■ **TEXT PASSAGE**:
___
How to Choose and Use an Oscillating Multi-Tool

By Mick — handyman, Newcastle NSW.

If I had to pick one power tool to keep and chuck the rest in the river, it would not be the drill. It would not be the circular saw. It would be the oscillating multi-tool — the funny-looking thing with the triangular blade that vibrates instead of spinning. I know that sounds wrong because they get filed under “specialist” in most tool guides, but I’d argue the opposite: a drill drills holes, a saw makes cuts, but a multi-tool gets you out of jail on jobs no other tool can touch. Cutting a skirting board flush with the floor without lifting it. Trimming a door jamb to slip new flooring under. Pulling out grout without wrecking the tile. Plunge-cutting a hole in the middle of a sheet of plasterboard without going through the wire behind it. None of those jobs has a sensible alternative.
___
■ **DATA LINES**:
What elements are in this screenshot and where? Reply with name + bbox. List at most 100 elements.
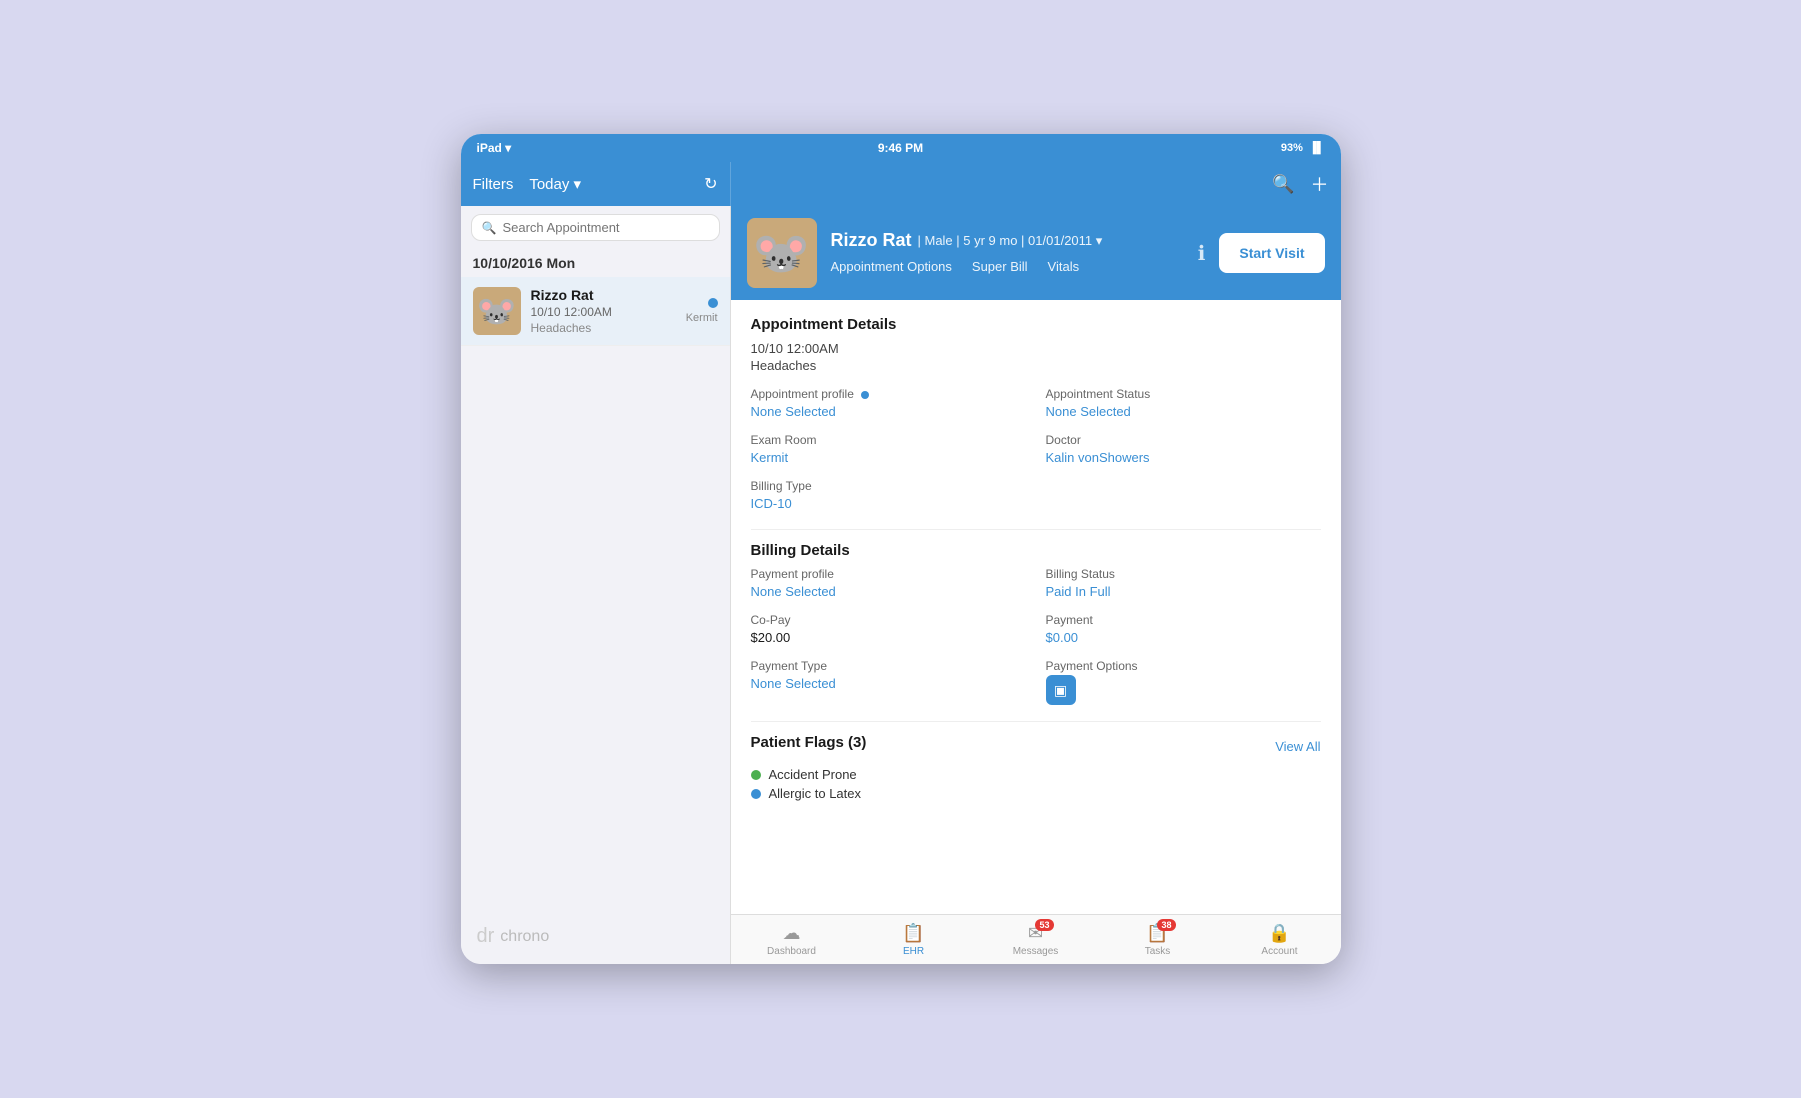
___
■ **WRITTEN PROBLEM A**: Reproduce the multi-tool guide word for word from "If I had to" up to and including "a sensible alternative.".
■ **WRITTEN PROBLEM B**: List every job the multi-tool guide names as one the multi-tool can handle that has no sensible alternative.
Work only from the multi-tool guide.

■ **OUTPUT A**:
If I had to pick one power tool to keep and chuck the rest in the river, it would not be the drill. It would not be the circular saw. It would be the oscillating multi-tool — the funny-looking thing with the triangular blade that vibrates instead of spinning. I know that sounds wrong because they get filed under “specialist” in most tool guides, but I’d argue the opposite: a drill drills holes, a saw makes cuts, but a multi-tool gets you out of jail on jobs no other tool can touch. Cutting a skirting board flush with the floor without lifting it. Trimming a door jamb to slip new flooring under. Pulling out grout without wrecking the tile. Plunge-cutting a hole in the middle of a sheet of plasterboard without going through the wire behind it. None of those jobs has a sensible alternative.

■ **OUTPUT B**:
- Cutting a skirting board flush with the floor without lifting it
- Trimming a door jamb to slip new flooring under
- Pulling out grout without wrecking the tile
- Plunge-cutting a hole in the middle of a sheet of plasterboard without going through the wire behind it